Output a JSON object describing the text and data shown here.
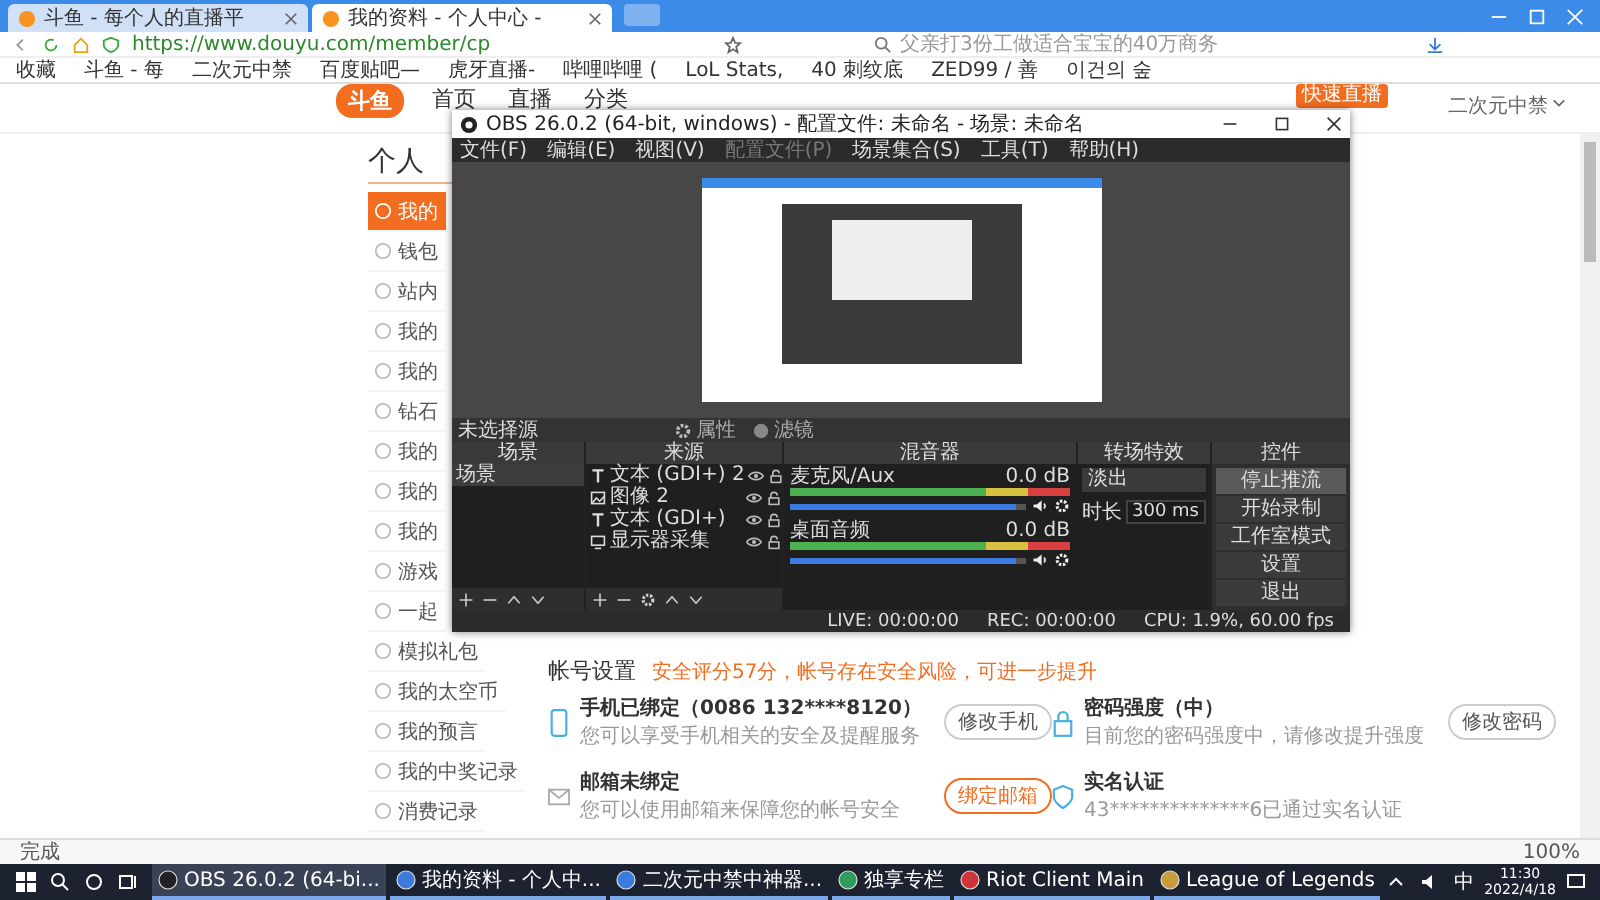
{
  "browser": {
    "tabs": [
      {
        "title": "斗鱼 - 每个人的直播平",
        "selected": false
      },
      {
        "title": "我的资料 - 个人中心 -",
        "selected": true
      }
    ],
    "url": "https://www.douyu.com/member/cp",
    "search": {
      "placeholder": "父亲打3份工做适合宝宝的40万商务"
    },
    "bookmarks": [
      "收藏",
      "斗鱼 - 每",
      "二次元中禁",
      "百度贴吧—",
      "虎牙直播-",
      "哔哩哔哩 (",
      "LoL Stats,",
      "40 刺纹底",
      "ZED99 / 善",
      "이건의 숲"
    ],
    "status_text": "完成",
    "zoom": "100%"
  },
  "site": {
    "logo": "斗鱼",
    "nav": [
      "首页",
      "直播",
      "分类"
    ],
    "live_badge": "快速直播",
    "user": "二次元中禁"
  },
  "sidebar": {
    "title": "个人",
    "items": [
      {
        "label": "我的",
        "selected": true
      },
      {
        "label": "钱包",
        "selected": false
      },
      {
        "label": "站内",
        "selected": false
      },
      {
        "label": "我的",
        "selected": false
      },
      {
        "label": "我的",
        "selected": false
      },
      {
        "label": "钻石",
        "selected": false
      },
      {
        "label": "我的",
        "selected": false
      },
      {
        "label": "我的",
        "selected": false
      },
      {
        "label": "我的",
        "selected": false
      },
      {
        "label": "游戏",
        "selected": false
      },
      {
        "label": "一起",
        "selected": false
      },
      {
        "label": "模拟礼包",
        "selected": false
      },
      {
        "label": "我的太空币",
        "selected": false
      },
      {
        "label": "我的预言",
        "selected": false
      },
      {
        "label": "我的中奖记录",
        "selected": false
      },
      {
        "label": "消费记录",
        "selected": false
      }
    ]
  },
  "account": {
    "title": "帐号设置",
    "warning": "安全评分57分，帐号存在安全风险，可进一步提升",
    "cards": [
      {
        "kind": "phone",
        "title": "手机已绑定（0086 132****8120）",
        "text": "您可以享受手机相关的安全及提醒服务",
        "button": "修改手机",
        "emphasis": false
      },
      {
        "kind": "lock",
        "title": "密码强度（中）",
        "text": "目前您的密码强度中，请修改提升强度",
        "button": "修改密码",
        "emphasis": false
      },
      {
        "kind": "mail",
        "title": "邮箱未绑定",
        "text": "您可以使用邮箱来保障您的帐号安全",
        "button": "绑定邮箱",
        "emphasis": true
      },
      {
        "kind": "shield",
        "title": "实名认证",
        "text": "43**************6已通过实名认证"
      }
    ]
  },
  "obs": {
    "title": "OBS 26.0.2 (64-bit, windows) - 配置文件: 未命名 - 场景: 未命名",
    "menu": [
      {
        "label": "文件(F)",
        "disabled": false
      },
      {
        "label": "编辑(E)",
        "disabled": false
      },
      {
        "label": "视图(V)",
        "disabled": false
      },
      {
        "label": "配置文件(P)",
        "disabled": true
      },
      {
        "label": "场景集合(S)",
        "disabled": false
      },
      {
        "label": "工具(T)",
        "disabled": false
      },
      {
        "label": "帮助(H)",
        "disabled": false
      }
    ],
    "source_bar": {
      "label": "未选择源",
      "properties": "属性",
      "filters": "滤镜"
    },
    "scenes": {
      "title": "场景",
      "items": [
        {
          "label": "场景",
          "selected": true
        }
      ]
    },
    "sources": {
      "title": "来源",
      "items": [
        {
          "kind": "text",
          "label": "文本 (GDI+) 2"
        },
        {
          "kind": "image",
          "label": "图像 2"
        },
        {
          "kind": "text",
          "label": "文本 (GDI+)"
        },
        {
          "kind": "display",
          "label": "显示器采集"
        }
      ]
    },
    "mixer": {
      "title": "混音器",
      "tracks": [
        {
          "name": "麦克风/Aux",
          "reading": "0.0 dB",
          "level": 0.96
        },
        {
          "name": "桌面音频",
          "reading": "0.0 dB",
          "level": 0.96
        }
      ]
    },
    "transitions": {
      "title": "转场特效",
      "type": "淡出",
      "duration_label": "时长",
      "duration": "300 ms"
    },
    "controls": {
      "title": "控件",
      "buttons": [
        {
          "label": "停止推流",
          "selected": true
        },
        {
          "label": "开始录制",
          "selected": false
        },
        {
          "label": "工作室模式",
          "selected": false
        },
        {
          "label": "设置",
          "selected": false
        },
        {
          "label": "退出",
          "selected": false
        }
      ]
    },
    "status": {
      "live": "LIVE: 00:00:00",
      "rec": "REC: 00:00:00",
      "cpu": "CPU: 1.9%, 60.00 fps"
    }
  },
  "taskbar": {
    "items": [
      {
        "label": "OBS 26.0.2 (64-bi...",
        "selected": true
      },
      {
        "label": "我的资料 - 个人中...",
        "selected": false
      },
      {
        "label": "二次元中禁中神器...",
        "selected": false
      },
      {
        "label": "独享专栏",
        "selected": false
      },
      {
        "label": "Riot Client Main",
        "selected": false
      },
      {
        "label": "League of Legends",
        "selected": false
      }
    ],
    "ime": "中",
    "time": "11:30",
    "date": "2022/4/18"
  }
}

☆ ☆ ☆ ☆ ☆

What the exercise asks:
Return the full material word for word. Do not include the pictures.

Problem solution:
Output a JSON object describing the text and data shown here.
{
  "browser": {
    "tabs": [
      {
        "title": "斗鱼 - 每个人的直播平",
        "selected": false
      },
      {
        "title": "我的资料 - 个人中心 -",
        "selected": true
      }
    ],
    "url": "https://www.douyu.com/member/cp",
    "search": {
      "placeholder": "父亲打3份工做适合宝宝的40万商务"
    },
    "bookmarks": [
      "收藏",
      "斗鱼 - 每",
      "二次元中禁",
      "百度贴吧—",
      "虎牙直播-",
      "哔哩哔哩 (",
      "LoL Stats,",
      "40 刺纹底",
      "ZED99 / 善",
      "이건의 숲"
    ],
    "status_text": "完成",
    "zoom": "100%"
  },
  "site": {
    "logo": "斗鱼",
    "nav": [
      "首页",
      "直播",
      "分类"
    ],
    "live_badge": "快速直播",
    "user": "二次元中禁"
  },
  "sidebar": {
    "title": "个人",
    "items": [
      {
        "label": "我的",
        "selected": true
      },
      {
        "label": "钱包",
        "selected": false
      },
      {
        "label": "站内",
        "selected": false
      },
      {
        "label": "我的",
        "selected": false
      },
      {
        "label": "我的",
        "selected": false
      },
      {
        "label": "钻石",
        "selected": false
      },
      {
        "label": "我的",
        "selected": false
      },
      {
        "label": "我的",
        "selected": false
      },
      {
        "label": "我的",
        "selected": false
      },
      {
        "label": "游戏",
        "selected": false
      },
      {
        "label": "一起",
        "selected": false
      },
      {
        "label": "模拟礼包",
        "selected": false
      },
      {
        "label": "我的太空币",
        "selected": false
      },
      {
        "label": "我的预言",
        "selected": false
      },
      {
        "label": "我的中奖记录",
        "selected": false
      },
      {
        "label": "消费记录",
        "selected": false
      }
    ]
  },
  "account": {
    "title": "帐号设置",
    "warning": "安全评分57分，帐号存在安全风险，可进一步提升",
    "cards": [
      {
        "kind": "phone",
        "title": "手机已绑定（0086 132****8120）",
        "text": "您可以享受手机相关的安全及提醒服务",
        "button": "修改手机",
        "emphasis": false
      },
      {
        "kind": "lock",
        "title": "密码强度（中）",
        "text": "目前您的密码强度中，请修改提升强度",
        "button": "修改密码",
        "emphasis": false
      },
      {
        "kind": "mail",
        "title": "邮箱未绑定",
        "text": "您可以使用邮箱来保障您的帐号安全",
        "button": "绑定邮箱",
        "emphasis": true
      },
      {
        "kind": "shield",
        "title": "实名认证",
        "text": "43**************6已通过实名认证"
      }
    ]
  },
  "obs": {
    "title": "OBS 26.0.2 (64-bit, windows) - 配置文件: 未命名 - 场景: 未命名",
    "menu": [
      {
        "label": "文件(F)",
        "disabled": false
      },
      {
        "label": "编辑(E)",
        "disabled": false
      },
      {
        "label": "视图(V)",
        "disabled": false
      },
      {
        "label": "配置文件(P)",
        "disabled": true
      },
      {
        "label": "场景集合(S)",
        "disabled": false
      },
      {
        "label": "工具(T)",
        "disabled": false
      },
      {
        "label": "帮助(H)",
        "disabled": false
      }
    ],
    "source_bar": {
      "label": "未选择源",
      "properties": "属性",
      "filters": "滤镜"
    },
    "scenes": {
      "title": "场景",
      "items": [
        {
          "label": "场景",
          "selected": true
        }
      ]
    },
    "sources": {
      "title": "来源",
      "items": [
        {
          "kind": "text",
          "label": "文本 (GDI+) 2"
        },
        {
          "kind": "image",
          "label": "图像 2"
        },
        {
          "kind": "text",
          "label": "文本 (GDI+)"
        },
        {
          "kind": "display",
          "label": "显示器采集"
        }
      ]
    },
    "mixer": {
      "title": "混音器",
      "tracks": [
        {
          "name": "麦克风/Aux",
          "reading": "0.0 dB",
          "level": 0.96
        },
        {
          "name": "桌面音频",
          "reading": "0.0 dB",
          "level": 0.96
        }
      ]
    },
    "transitions": {
      "title": "转场特效",
      "type": "淡出",
      "duration_label": "时长",
      "duration": "300 ms"
    },
    "controls": {
      "title": "控件",
      "buttons": [
        {
          "label": "停止推流",
          "selected": true
        },
        {
          "label": "开始录制",
          "selected": false
        },
        {
          "label": "工作室模式",
          "selected": false
        },
        {
          "label": "设置",
          "selected": false
        },
        {
          "label": "退出",
          "selected": false
        }
      ]
    },
    "status": {
      "live": "LIVE: 00:00:00",
      "rec": "REC: 00:00:00",
      "cpu": "CPU: 1.9%, 60.00 fps"
    }
  },
  "taskbar": {
    "items": [
      {
        "label": "OBS 26.0.2 (64-bi...",
        "selected": true
      },
      {
        "label": "我的资料 - 个人中...",
        "selected": false
      },
      {
        "label": "二次元中禁中神器...",
        "selected": false
      },
      {
        "label": "独享专栏",
        "selected": false
      },
      {
        "label": "Riot Client Main",
        "selected": false
      },
      {
        "label": "League of Legends",
        "selected": false
      }
    ],
    "ime": "中",
    "time": "11:30",
    "date": "2022/4/18"
  }
}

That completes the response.